*READING PASSAGE*.
..........

Traffic Lights and Car Parks

Traditional Traffic Light

Still today, traffic light are often made the way industrial process control was approximately 40 years ago - by means of point-to point connections from the traffic controller to each lamp. This is easy to overlook, but there are a lot of disadvantages:

It is a very expensive and big solution, which makes it difficult to earn money.

It is necessary with thick multicore cables, which are also very time consuming to mount. Everytime a T-connection to a signal head is needed on a cable with N conductors, there are 2N connections to make. The number of conductors may be reduced if more lamps in the same direction are connected to the same conductor, but then it is not possible to monitor each lamp individually.
It is necessary with group cards for signal heads and special interface cards for digital signals such as pedestrian bottons, loop sensors, countdown displays and air-quality detectors. This usually makes it necessary with a 19" rack.
It is necessary with a very long clamp row / terminal block.

Due to mutual coupling between conductors, it may be very difficult to monitor low-wattage lamps in an AC system. It is even impossible if the lamps are made in such a way that they contain two strings of LED's where one string overtakes most of the current from the other in case of an error and in this way keeps the lamp level almost constant.
The mutual coupling also makes it impossible to make lamp dimming by means of leading or trailing edge, pulse width or pulse code modulation. The only economical possible dimming method is to change the voltage level globally and this usually limits the dimming to only two visible steps with very limited dimming range.
If the communication between the CPU and the interface cards is done on a parallel bus and/or by means of logic level signals, it may be sensitive to electromagnetic disturbances.
There are a lot of connection points, which lowers the reliability - especially for low-voltage signals below 5 V. It is often said that the reliability of an electronic control system is almost inversely proportional to the number of connectors so even though a point-to-point system is simple, the reliability may not be as high as it first appears! In a typical controller there are:

A multipin connector for low-voltage signals between the CPU board and a backplane.
A similar multipin connector, which leads the low-voltage signals to signal group and interface cards and from there back to the backplane for new multipin connectors, which connect the backplane to the clamp row through multicore cables.
Clamps and terminal blocks from the controller to the lamps and sensors. High quality screwless clamps with stainless steel springs and tinned copper conductors have however a much higher reliability than connectors, which must have a much lower contact force and usually use copper or even brass springs, which cannot guarantee a long lasting connection.

There is usually a fairly limited number of signal groups and with a given rack size it may be impossible to expand.

..........

*DATASET ROWS*.
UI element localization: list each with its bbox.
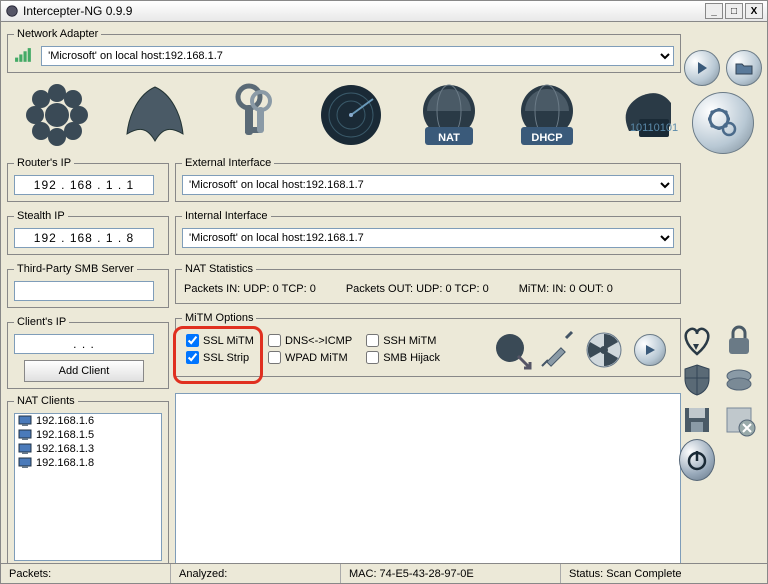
list-item[interactable]: 192.168.1.6 bbox=[15, 414, 161, 428]
router-ip-group: Router's IP 192 . 168 . 1 . 1 bbox=[7, 157, 169, 202]
dhcp-icon[interactable]: DHCP bbox=[503, 79, 591, 151]
minimize-button[interactable]: _ bbox=[705, 3, 723, 19]
network-adapter-group: Network Adapter 'Microsoft' on local hos… bbox=[7, 28, 681, 73]
window-title: Intercepter-NG 0.9.9 bbox=[23, 4, 705, 18]
close-button[interactable]: X bbox=[745, 3, 763, 19]
client-ip-input[interactable]: . . . bbox=[14, 334, 154, 354]
save-icon[interactable] bbox=[679, 402, 715, 438]
syringe-icon[interactable] bbox=[538, 330, 578, 370]
nat-icon[interactable]: NAT bbox=[405, 79, 493, 151]
raw-icon[interactable]: 10110101 bbox=[601, 79, 689, 151]
router-ip-input[interactable]: 192 . 168 . 1 . 1 bbox=[14, 175, 154, 195]
svg-text:DHCP: DHCP bbox=[531, 132, 562, 144]
network-adapter-legend: Network Adapter bbox=[14, 28, 101, 40]
cookies-icon[interactable] bbox=[721, 362, 757, 398]
client-ip-group: Client's IP . . . Add Client bbox=[7, 316, 169, 389]
play-button[interactable] bbox=[684, 50, 720, 86]
wpad-mitm-checkbox[interactable]: WPAD MiTM bbox=[268, 351, 352, 364]
list-item[interactable]: 192.168.1.8 bbox=[15, 456, 161, 470]
list-item[interactable]: 192.168.1.5 bbox=[15, 428, 161, 442]
open-button[interactable] bbox=[726, 50, 762, 86]
packets-in-label: Packets IN: UDP: 0 TCP: 0 bbox=[184, 283, 316, 295]
play-small-button[interactable] bbox=[630, 330, 670, 370]
status-text: Status: Scan Complete bbox=[561, 564, 767, 583]
log-textarea[interactable] bbox=[175, 393, 681, 568]
heartbleed-icon[interactable] bbox=[679, 322, 715, 358]
status-mac: MAC: 74-E5-43-28-97-0E bbox=[341, 564, 561, 583]
external-interface-dropdown[interactable]: 'Microsoft' on local host:192.168.1.7 bbox=[182, 175, 674, 195]
scan-icon[interactable] bbox=[307, 79, 395, 151]
status-analyzed: Analyzed: bbox=[171, 564, 341, 583]
lock-icon[interactable] bbox=[721, 322, 757, 358]
signal-icon bbox=[14, 46, 35, 66]
ssh-mitm-checkbox[interactable]: SSH MiTM bbox=[366, 334, 440, 347]
internal-interface-group: Internal Interface 'Microsoft' on local … bbox=[175, 210, 681, 255]
adapter-dropdown[interactable]: 'Microsoft' on local host:192.168.1.7 bbox=[41, 46, 674, 66]
nat-clients-group: NAT Clients 192.168.1.6 192.168.1.5 192.… bbox=[7, 395, 169, 568]
maximize-button[interactable]: □ bbox=[725, 3, 743, 19]
status-packets: Packets: bbox=[1, 564, 171, 583]
internal-interface-dropdown[interactable]: 'Microsoft' on local host:192.168.1.7 bbox=[182, 228, 674, 248]
svg-text:10110101: 10110101 bbox=[630, 122, 678, 134]
mitm-count-label: MiTM: IN: 0 OUT: 0 bbox=[519, 283, 613, 295]
side-toolbar bbox=[679, 322, 759, 478]
mitm-options-group: MiTM Options SSL MiTM DNS<->ICMP SSH MiT… bbox=[175, 312, 681, 377]
eagle-icon[interactable] bbox=[111, 79, 199, 151]
messengers-icon[interactable] bbox=[13, 79, 101, 151]
add-client-button[interactable]: Add Client bbox=[24, 360, 144, 382]
power-button[interactable] bbox=[679, 442, 715, 478]
radiation-icon[interactable] bbox=[584, 330, 624, 370]
nat-clients-list[interactable]: 192.168.1.6 192.168.1.5 192.168.1.3 192.… bbox=[14, 413, 162, 561]
svg-text:NAT: NAT bbox=[438, 132, 460, 144]
ssl-mitm-checkbox[interactable]: SSL MiTM bbox=[186, 334, 254, 347]
delete-icon[interactable] bbox=[721, 402, 757, 438]
settings-button[interactable] bbox=[692, 92, 754, 154]
smb-server-input[interactable] bbox=[14, 281, 154, 301]
external-interface-group: External Interface 'Microsoft' on local … bbox=[175, 157, 681, 202]
packets-out-label: Packets OUT: UDP: 0 TCP: 0 bbox=[346, 283, 489, 295]
passwords-icon[interactable] bbox=[209, 79, 297, 151]
nat-statistics-group: NAT Statistics Packets IN: UDP: 0 TCP: 0… bbox=[175, 263, 681, 304]
dns-icmp-checkbox[interactable]: DNS<->ICMP bbox=[268, 334, 352, 347]
globe-arrow-icon[interactable] bbox=[492, 330, 532, 370]
smb-server-group: Third-Party SMB Server bbox=[7, 263, 169, 308]
shield-icon[interactable] bbox=[679, 362, 715, 398]
stealth-ip-group: Stealth IP 192 . 168 . 1 . 8 bbox=[7, 210, 169, 255]
titlebar: Intercepter-NG 0.9.9 _ □ X bbox=[0, 0, 768, 22]
smb-hijack-checkbox[interactable]: SMB Hijack bbox=[366, 351, 440, 364]
ssl-strip-checkbox[interactable]: SSL Strip bbox=[186, 351, 254, 364]
list-item[interactable]: 192.168.1.3 bbox=[15, 442, 161, 456]
mode-toolbar: NAT DHCP 10110101 bbox=[7, 75, 761, 155]
app-icon bbox=[5, 4, 19, 18]
statusbar: Packets: Analyzed: MAC: 74-E5-43-28-97-0… bbox=[1, 563, 767, 583]
stealth-ip-input[interactable]: 192 . 168 . 1 . 8 bbox=[14, 228, 154, 248]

..........

*INSTRUCTION A*.
Answer these questions using the passage on traditional traffic lights.
(i) How many connections must be made for each T-connection to a signal head on a cable with N conductors?
(ii) What does the passage call the only economical dimming method?
(iii) What are high-quality screwless clamps made with?
*INSTRUCTION B*. Go on with the passage on traditional traffic lights, starting right after its last sentence.
The items that appear after the passage on traditional traffic lights are separate material.

*RESPONSE A*.
(i) 2N connections.
(ii) Changing the voltage level globally.
(iii) Stainless steel springs and tinned copper conductors.

*RESPONSE B*.
It can only be tested from the controller.

Due to these disadvantages and a few more like the need for cable routing cross-fields and belonging cable documentation, virtually all industrial process control systems today and a few traffic light systems use fieldbus systems - often with RS-485 communication. This replaces the internal (parallel) bus in traditional systems and saves all the interface cards and a lot of cabling with belonging cable routing and documentation, but are not without disadvantages too:

It is usually necessary with a microprocessor in all distributed I/O boxes or in each lamp group, sensors and actuators. For many reasons this reduces the reliability to less than what can be obtained with a point-to-point solution:

Even a very small ARM M0 microprocessor uses almost 100,000 transistors and a failure on a single one may cause a total loss of function.
A transient or a program bug may cause the program to go down.
The program is usually stored as tiny little charges in a flash memory and if just a single bit out of millions changes over time, which especially may happen at high temperatures, the entire device may fail.
Many CPU use a crystal oscillator, which has a fairly low reliability, cannot handle vibrations and stops oscillating in case of the slightest condensation on the crystal blank.

The signal level and energy in each communication pulse is usually very low, which may cause problems with noise and connector reliability. To burn through contact corrosion, which from experience may grow to approximately 0.5 µm in an industrial environment, a fritting voltage of approximately 100 V/µm is needed, so approximately 48 V is ideal, but most fieldbus systems use only 1-6 V.
If the fieldbus does not use bit-wise bus arbitration, the efficiency may be very low, which may make it necessary to use a high communication speed, but for each time the speed is doubled, the pulse energy and with that the signal/noise ratio is reduced to the half. Efficiency is much better than speed.
If 0 bits and 1 bits are not 100 % symmetrical, which is the case for example for CAN, heavy bias distortion, which may destroy the communication, will occur if many devices are connected to the same line and it therefore becomes capacitive.

The Max-i solution

Max-i is the only fieldbus solution without all these disadvantages and with a reliability, which may even exceed a point-to-point system and simultaneously at a much lower cost:

Lowest Possible Price

All the expensive multicore cables may be replaced with a single, balanced 4-wire trunk line and if there is no coupling to other cables, a 3-wire line may even be enough.
It is not necessary to draw new cables to expand with new poles and/or new functions like countdown displays and sensors for example for air quality. Even if new T-connectors are needed, they can be standard 3-phase types, which may be buried in the ground. With a multicore cable, it may be very difficult to connect all cores again after the cable has been cut so a big box with more clamp rows may be needed or it may be necessary to splice in a new cable.
There is never any risk of running out of I/O so extra racks are never needed for new functionality and/or more lamp groups.
The entire traffic controller may consist of a single microprocessor board with one or two Max-i interfaces and a power supply. This makes it possible to save the entire backplane, all interface cards and the long clamp rows, which obviously reduce the price and size to a small fraction. With a slim power supply, it is even possible to mount the entire controller in one of the poles if battery backup is not needed.

It is very easy to connect one or more laptop PC's or tablets to the bus for programming and debugging so there is no need for an operation panel.
When the IC becomes ready, each signal group only needs a single, cheap and small IC to drive up to 4 lamps or 3 lamps plus an SPI-interface with light control for example for a countdown display.

Maximum Safety, Reliability and Failure tolerance

Max-i is designed for maximum safety according to IEC 61508 SIL 3 (death of 1-3 persons) even without additional layers.
All necessary circuitry for traffic lights is implemented entirely in hardware, which cannot go down and is very failure tolerant.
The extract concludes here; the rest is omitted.